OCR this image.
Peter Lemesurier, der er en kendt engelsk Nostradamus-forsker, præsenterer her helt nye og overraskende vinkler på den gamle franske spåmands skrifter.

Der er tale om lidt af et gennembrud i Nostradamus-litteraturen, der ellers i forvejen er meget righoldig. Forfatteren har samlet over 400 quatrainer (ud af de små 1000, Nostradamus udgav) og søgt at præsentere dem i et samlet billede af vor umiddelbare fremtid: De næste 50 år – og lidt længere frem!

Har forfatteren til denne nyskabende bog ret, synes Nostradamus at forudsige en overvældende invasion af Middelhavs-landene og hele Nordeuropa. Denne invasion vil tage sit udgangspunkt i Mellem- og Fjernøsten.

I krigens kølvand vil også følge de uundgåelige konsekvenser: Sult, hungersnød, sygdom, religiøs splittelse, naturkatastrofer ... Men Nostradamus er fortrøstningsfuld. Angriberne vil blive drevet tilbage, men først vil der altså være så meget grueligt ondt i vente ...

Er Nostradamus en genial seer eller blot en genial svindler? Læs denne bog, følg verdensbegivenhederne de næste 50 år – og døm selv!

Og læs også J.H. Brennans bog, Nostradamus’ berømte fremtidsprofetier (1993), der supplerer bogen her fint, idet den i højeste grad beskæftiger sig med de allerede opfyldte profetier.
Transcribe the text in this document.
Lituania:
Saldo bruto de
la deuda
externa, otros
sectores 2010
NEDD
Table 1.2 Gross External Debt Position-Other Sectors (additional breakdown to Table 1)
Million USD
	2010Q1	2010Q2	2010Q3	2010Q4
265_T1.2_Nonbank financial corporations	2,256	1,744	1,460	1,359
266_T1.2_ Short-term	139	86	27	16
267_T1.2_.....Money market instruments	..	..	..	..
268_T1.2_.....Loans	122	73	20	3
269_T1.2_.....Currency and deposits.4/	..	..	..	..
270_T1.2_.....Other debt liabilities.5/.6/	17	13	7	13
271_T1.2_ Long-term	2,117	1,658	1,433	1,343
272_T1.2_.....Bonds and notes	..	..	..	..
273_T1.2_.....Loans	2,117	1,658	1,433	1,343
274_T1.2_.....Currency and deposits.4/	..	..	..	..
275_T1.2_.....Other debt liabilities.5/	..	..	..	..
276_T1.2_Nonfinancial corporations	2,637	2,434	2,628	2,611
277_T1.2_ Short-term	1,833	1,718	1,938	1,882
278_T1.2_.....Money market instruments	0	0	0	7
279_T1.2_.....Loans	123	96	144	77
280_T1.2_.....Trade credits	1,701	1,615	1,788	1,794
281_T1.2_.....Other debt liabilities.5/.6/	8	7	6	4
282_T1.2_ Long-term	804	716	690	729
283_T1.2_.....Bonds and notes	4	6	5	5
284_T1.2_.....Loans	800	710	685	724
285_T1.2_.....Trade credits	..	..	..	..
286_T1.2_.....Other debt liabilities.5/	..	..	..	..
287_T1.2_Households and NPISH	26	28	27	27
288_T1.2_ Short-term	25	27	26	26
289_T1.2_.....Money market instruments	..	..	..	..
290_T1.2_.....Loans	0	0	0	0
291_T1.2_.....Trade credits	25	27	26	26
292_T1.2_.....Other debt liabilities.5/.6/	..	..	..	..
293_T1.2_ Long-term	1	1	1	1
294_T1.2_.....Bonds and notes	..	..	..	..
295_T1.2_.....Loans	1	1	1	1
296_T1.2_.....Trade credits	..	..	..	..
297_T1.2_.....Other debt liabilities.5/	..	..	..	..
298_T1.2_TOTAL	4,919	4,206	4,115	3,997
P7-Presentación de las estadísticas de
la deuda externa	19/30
________________________
Stated goal — Copy out all the entries shown above, character for character.

Reply to the task —
OCR this image.
Peter Lemesurier, der er en kendt engelsk Nostradamus-forsker, præsenterer her helt nye og overraskende vinkler på den gamle franske spåmands skrifter.

Der er tale om lidt af et gennembrud i Nostradamus-litteraturen, der ellers i forvejen er meget righoldig. Forfatteren har samlet over 400 quatrainer (ud af de små 1000, Nostradamus udgav) og søgt at præsentere dem i et samlet billede af vor umiddelbare fremtid: De næste 50 år – og lidt længere frem!

Har forfatteren til denne nyskabende bog ret, synes Nostradamus at forudsige en overvældende invasion af Middelhavs-landene og hele Nordeuropa. Denne invasion vil tage sit udgangspunkt i Mellem- og Fjernøsten.

I krigens kølvand vil også følge de uundgåelige konsekvenser: Sult, hungersnød, sygdom, religiøs splittelse, naturkatastrofer ... Men Nostradamus er fortrøstningsfuld. Angriberne vil blive drevet tilbage, men først vil der altså være så meget grueligt ondt i vente ...

Er Nostradamus en genial seer eller blot en genial svindler? Læs denne bog, følg verdensbegivenhederne de næste 50 år – og døm selv!

Og læs også J.H. Brennans bog, Nostradamus’ berømte fremtidsprofetier (1993), der supplerer bogen her fint, idet den i højeste grad beskæftiger sig med de allerede opfyldte profetier.
Transcribe the text in this document.
Lituania:
Saldo bruto de
la deuda
externa, otros
sectores 2010
NEDD
Table 1.2 Gross External Debt Position-Other Sectors (additional breakdown to Table 1)
Million USD
	2010Q1	2010Q2	2010Q3	2010Q4
265_T1.2_Nonbank financial corporations	2,256	1,744	1,460	1,359
266_T1.2_ Short-term	139	86	27	16
267_T1.2_.....Money market instruments	..	..	..	..
268_T1.2_.....Loans	122	73	20	3
269_T1.2_.....Currency and deposits.4/	..	..	..	..
270_T1.2_.....Other debt liabilities.5/.6/	17	13	7	13
271_T1.2_ Long-term	2,117	1,658	1,433	1,343
272_T1.2_.....Bonds and notes	..	..	..	..
273_T1.2_.....Loans	2,117	1,658	1,433	1,343
274_T1.2_.....Currency and deposits.4/	..	..	..	..
275_T1.2_.....Other debt liabilities.5/	..	..	..	..
276_T1.2_Nonfinancial corporations	2,637	2,434	2,628	2,611
277_T1.2_ Short-term	1,833	1,718	1,938	1,882
278_T1.2_.....Money market instruments	0	0	0	7
279_T1.2_.....Loans	123	96	144	77
280_T1.2_.....Trade credits	1,701	1,615	1,788	1,794
281_T1.2_.....Other debt liabilities.5/.6/	8	7	6	4
282_T1.2_ Long-term	804	716	690	729
283_T1.2_.....Bonds and notes	4	6	5	5
284_T1.2_.....Loans	800	710	685	724
285_T1.2_.....Trade credits	..	..	..	..
286_T1.2_.....Other debt liabilities.5/	..	..	..	..
287_T1.2_Households and NPISH	26	28	27	27
288_T1.2_ Short-term	25	27	26	26
289_T1.2_.....Money market instruments	..	..	..	..
290_T1.2_.....Loans	0	0	0	0
291_T1.2_.....Trade credits	25	27	26	26
292_T1.2_.....Other debt liabilities.5/.6/	..	..	..	..
293_T1.2_ Long-term	1	1	1	1
294_T1.2_.....Bonds and notes	..	..	..	..
295_T1.2_.....Loans	1	1	1	1
296_T1.2_.....Trade credits	..	..	..	..
297_T1.2_.....Other debt liabilities.5/	..	..	..	..
298_T1.2_TOTAL	4,919	4,206	4,115	3,997
P7-Presentación de las estadísticas de
la deuda externa	19/30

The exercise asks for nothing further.